* [AIM OF THE TASK]: Copy all lines holding the word "Extracción" from the entries.

* [THE DATA]:

·····

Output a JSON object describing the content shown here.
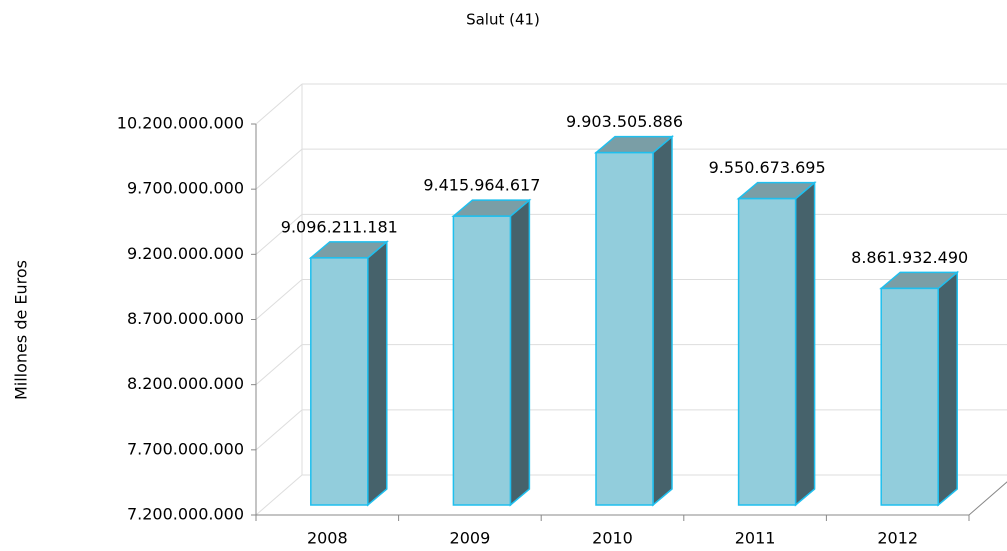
{
  "chart_data": {
    "type": "bar",
    "title": "Salut (41)",
    "y_label": "Millones de Euros",
    "categories": [
      "2008",
      "2009",
      "2010",
      "2011",
      "2012"
    ],
    "values": [
      9096211181,
      9415964617,
      9903505886,
      9550673695,
      8861932490
    ],
    "value_labels": [
      "9.096.211.181",
      "9.415.964.617",
      "9.903.505.886",
      "9.550.673.695",
      "8.861.932.490"
    ],
    "color": "#92cddc",
    "ylim": [
      7200000000,
      10200000000
    ],
    "yticks": [
      {
        "value": 7200000000,
        "label": "7.200.000.000"
      },
      {
        "value": 7700000000,
        "label": "7.700.000.000"
      },
      {
        "value": 8200000000,
        "label": "8.200.000.000"
      },
      {
        "value": 8700000000,
        "label": "8.700.000.000"
      },
      {
        "value": 9200000000,
        "label": "9.200.000.000"
      },
      {
        "value": 9700000000,
        "label": "9.700.000.000"
      },
      {
        "value": 10200000000,
        "label": "10.200.000.000"
      }
    ],
    "grid": true
  }
}
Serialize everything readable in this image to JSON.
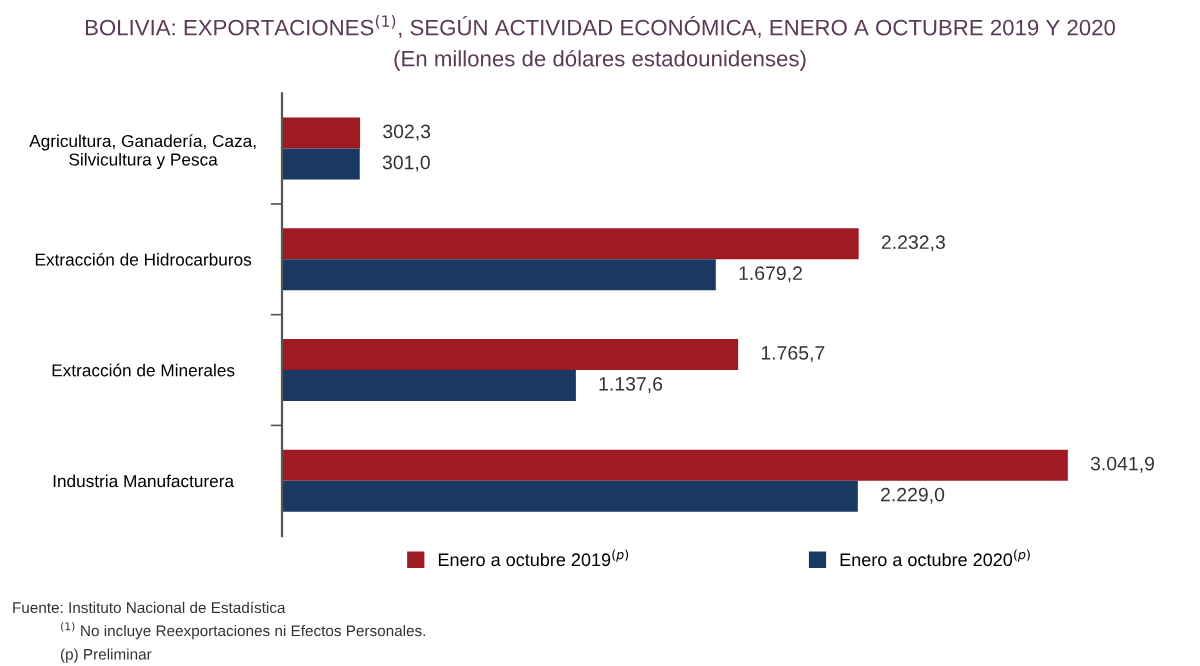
{
  "chart_data": {
    "type": "bar",
    "orientation": "horizontal",
    "title": "BOLIVIA: EXPORTACIONES$^{(1)}$, SEGÚN ACTIVIDAD ECONÓMICA, ENERO A OCTUBRE 2019 Y 2020",
    "subtitle": "(En millones de dólares estadounidenses)",
    "categories": [
      "Agricultura, Ganadería, Caza,\nSilvicultura y Pesca",
      "Extracción de Hidrocarburos",
      "Extracción de Minerales",
      "Industria Manufacturera"
    ],
    "series": [
      {
        "name": "Enero a octubre 2019$^{(p)}$",
        "color": "#9e1b24",
        "values": [
          302.3,
          2232.3,
          1765.7,
          3041.9
        ],
        "value_labels": [
          "302,3",
          "2.232,3",
          "1.765,7",
          "3.041,9"
        ]
      },
      {
        "name": "Enero a octubre 2020$^{(p)}$",
        "color": "#1a3a63",
        "values": [
          301.0,
          1679.2,
          1137.6,
          2229.0
        ],
        "value_labels": [
          "301,0",
          "1.679,2",
          "1.137,6",
          "2.229,0"
        ]
      }
    ],
    "legend": "bottom",
    "grid": false,
    "annotations": [
      "Fuente: Instituto Nacional de Estadística",
      "$^{(1)}$ No incluye Reexportaciones ni Efectos Personales.",
      "(p) Preliminar"
    ]
  }
}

·····

* [TASK RESPONSE]:
      "Extracción de Hidrocarburos",
      "Extracción de Minerales",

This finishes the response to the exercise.